Find and copy lines holding "text".

━━━ SUPPLIED DATA ━━━

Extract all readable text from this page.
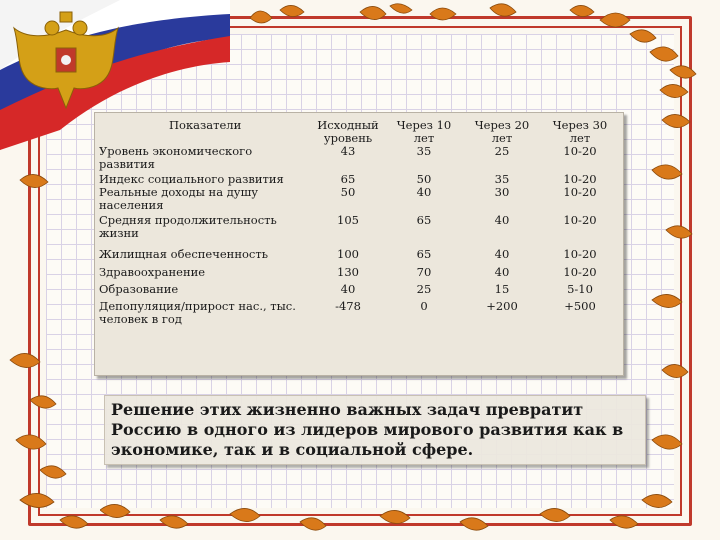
Показатели	Исходный уровень	Через 10 лет	Через 20 лет	Через 30 лет
Уровень экономического развития	43	35	25	10-20
Индекс социального развития	65	50	35	10-20
Реальные доходы на душу населения	50	40	30	10-20
Средняя продолжительность жизни	105	65	40	10-20
Жилищная обеспеченность	100	65	40	10-20
Здравоохранение	130	70	40	10-20
Образование	40	25	15	5-10
Депопуляция/прирост нас., тыс. человек в год	-478	0	+200	+500
Решение этих жизненно важных задач превратит Россию в одного из лидеров мирового развития как в экономике, так и в социальной сфере.
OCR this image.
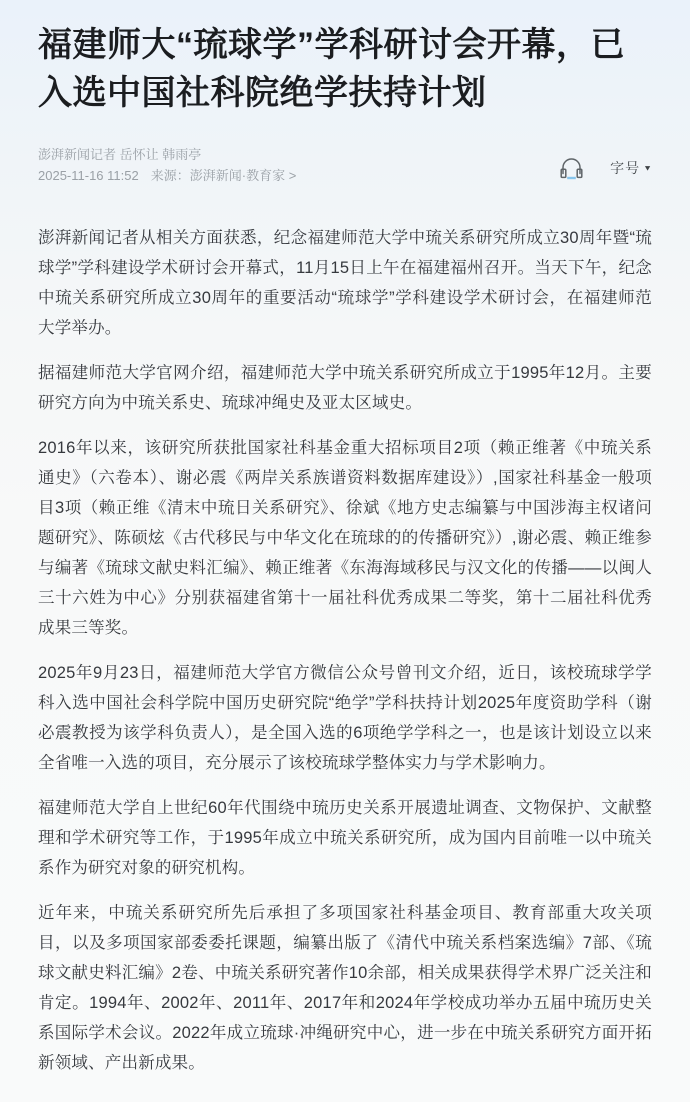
福建师大“琉球学”学科研讨会开幕，已入选中国社科院绝学扶持计划
澎湃新闻记者 岳怀让 韩雨亭
2025-11-16 11:52 来源：澎湃新闻·教育家 >	字号 ▼

澎湃新闻记者从相关方面获悉，纪念福建师范大学中琉关系研究所成立30周年暨“琉球学”学科建设学术研讨会开幕式，11月15日上午在福建福州召开。当天下午，纪念中琉关系研究所成立30周年的重要活动“琉球学”学科建设学术研讨会，在福建师范大学举办。

据福建师范大学官网介绍，福建师范大学中琉关系研究所成立于1995年12月。主要研究方向为中琉关系史、琉球冲绳史及亚太区域史。

2016年以来，该研究所获批国家社科基金重大招标项目2项（赖正维著《中琉关系通史》（六卷本）、谢必震《两岸关系族谱资料数据库建设》）,国家社科基金一般项目3项（赖正维《清末中琉日关系研究》、徐斌《地方史志编纂与中国涉海主权诸问题研究》、陈硕炫《古代移民与中华文化在琉球的的传播研究》）,谢必震、赖正维参与编著《琉球文献史料汇编》、赖正维著《东海海域移民与汉文化的传播——以闽人三十六姓为中心》分别获福建省第十一届社科优秀成果二等奖，第十二届社科优秀成果三等奖。

2025年9月23日，福建师范大学官方微信公众号曾刊文介绍，近日，该校琉球学学科入选中国社会科学院中国历史研究院“绝学”学科扶持计划2025年度资助学科（谢必震教授为该学科负责人），是全国入选的6项绝学学科之一，也是该计划设立以来全省唯一入选的项目，充分展示了该校琉球学整体实力与学术影响力。

福建师范大学自上世纪60年代围绕中琉历史关系开展遗址调查、文物保护、文献整理和学术研究等工作，于1995年成立中琉关系研究所，成为国内目前唯一以中琉关系作为研究对象的研究机构。

近年来，中琉关系研究所先后承担了多项国家社科基金项目、教育部重大攻关项目，以及多项国家部委委托课题，编纂出版了《清代中琉关系档案选编》7部、《琉球文献史料汇编》2卷、中琉关系研究著作10余部，相关成果获得学术界广泛关注和肯定。1994年、2002年、2011年、2017年和2024年学校成功举办五届中琉历史关系国际学术会议。2022年成立琉球·冲绳研究中心，进一步在中琉关系研究方面开拓新领域、产出新成果。
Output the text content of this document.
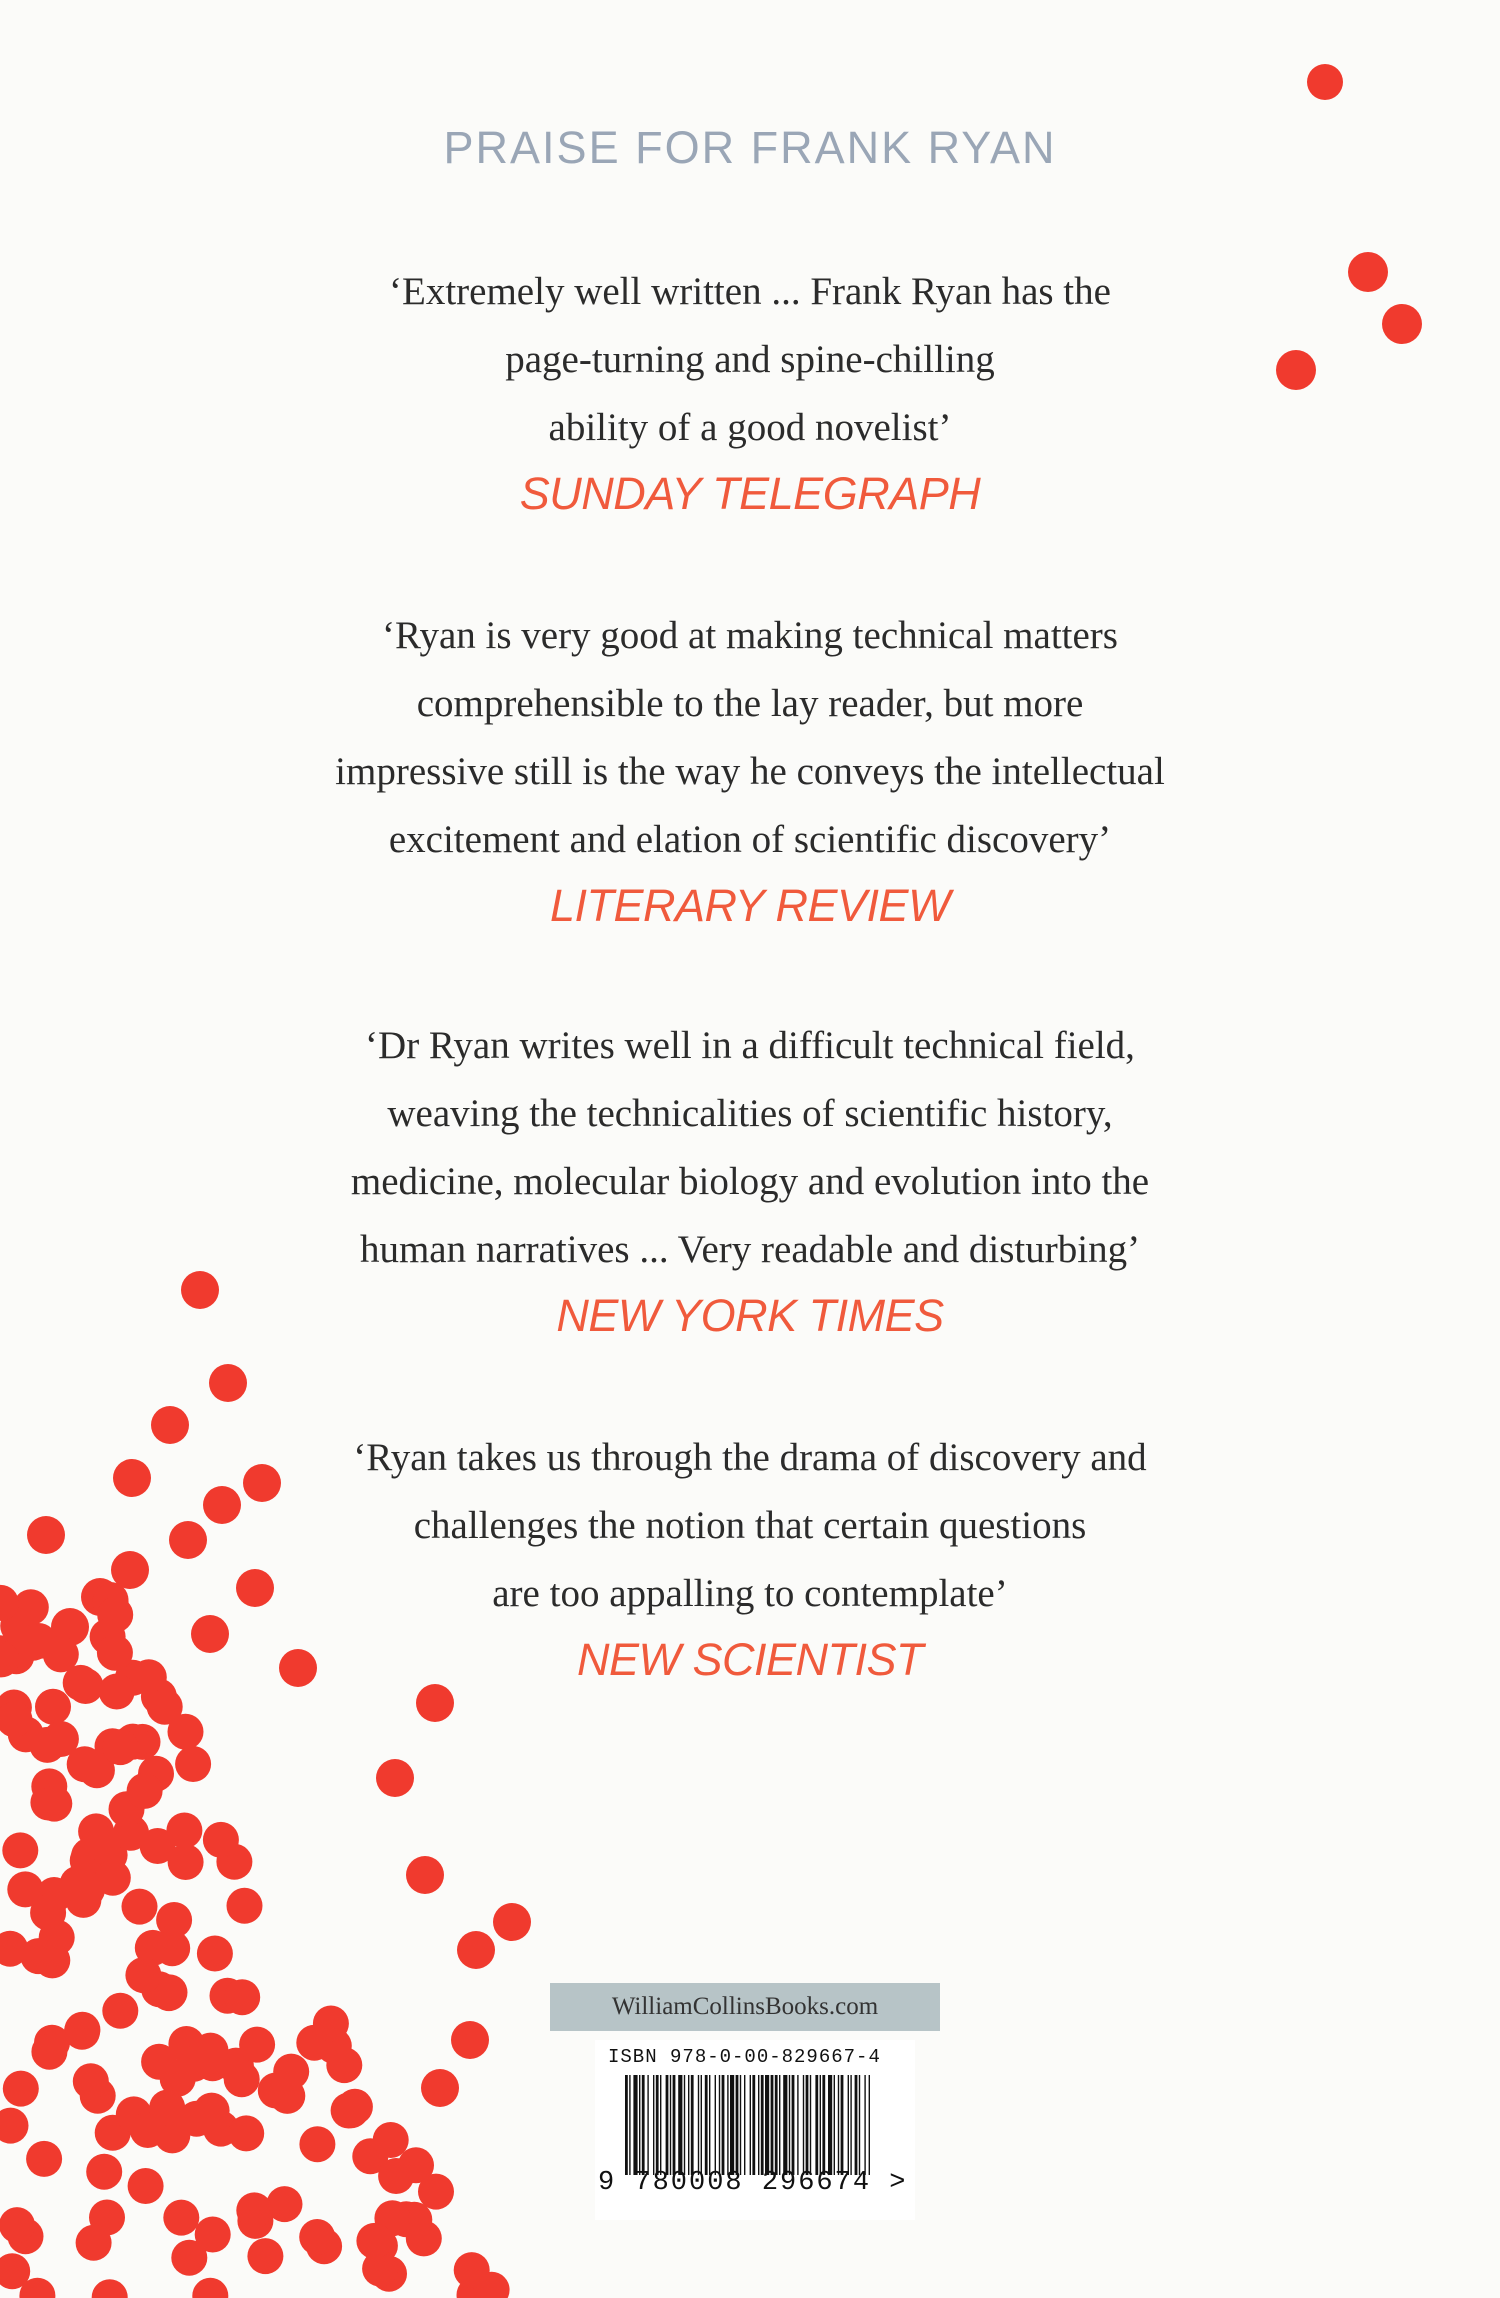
PRAISE FOR FRANK RYAN
‘Extremely well written ... Frank Ryan has the
page-turning and spine-chilling
ability of a good novelist’
SUNDAY TELEGRAPH
‘Ryan is very good at making technical matters
comprehensible to the lay reader, but more
impressive still is the way he conveys the intellectual
excitement and elation of scientific discovery’
LITERARY REVIEW
‘Dr Ryan writes well in a difficult technical field,
weaving the technicalities of scientific history,
medicine, molecular biology and evolution into the
human narratives ... Very readable and disturbing’
NEW YORK TIMES
‘Ryan takes us through the drama of discovery and
challenges the notion that certain questions
are too appalling to contemplate’
NEW SCIENTIST
WilliamCollinsBooks.com
ISBN 978-0-00-829667-4
9 780008 296674 >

━━━

_EXERCISE SOLUTION_
Extract all readable text from this page.
Output the text content of this document.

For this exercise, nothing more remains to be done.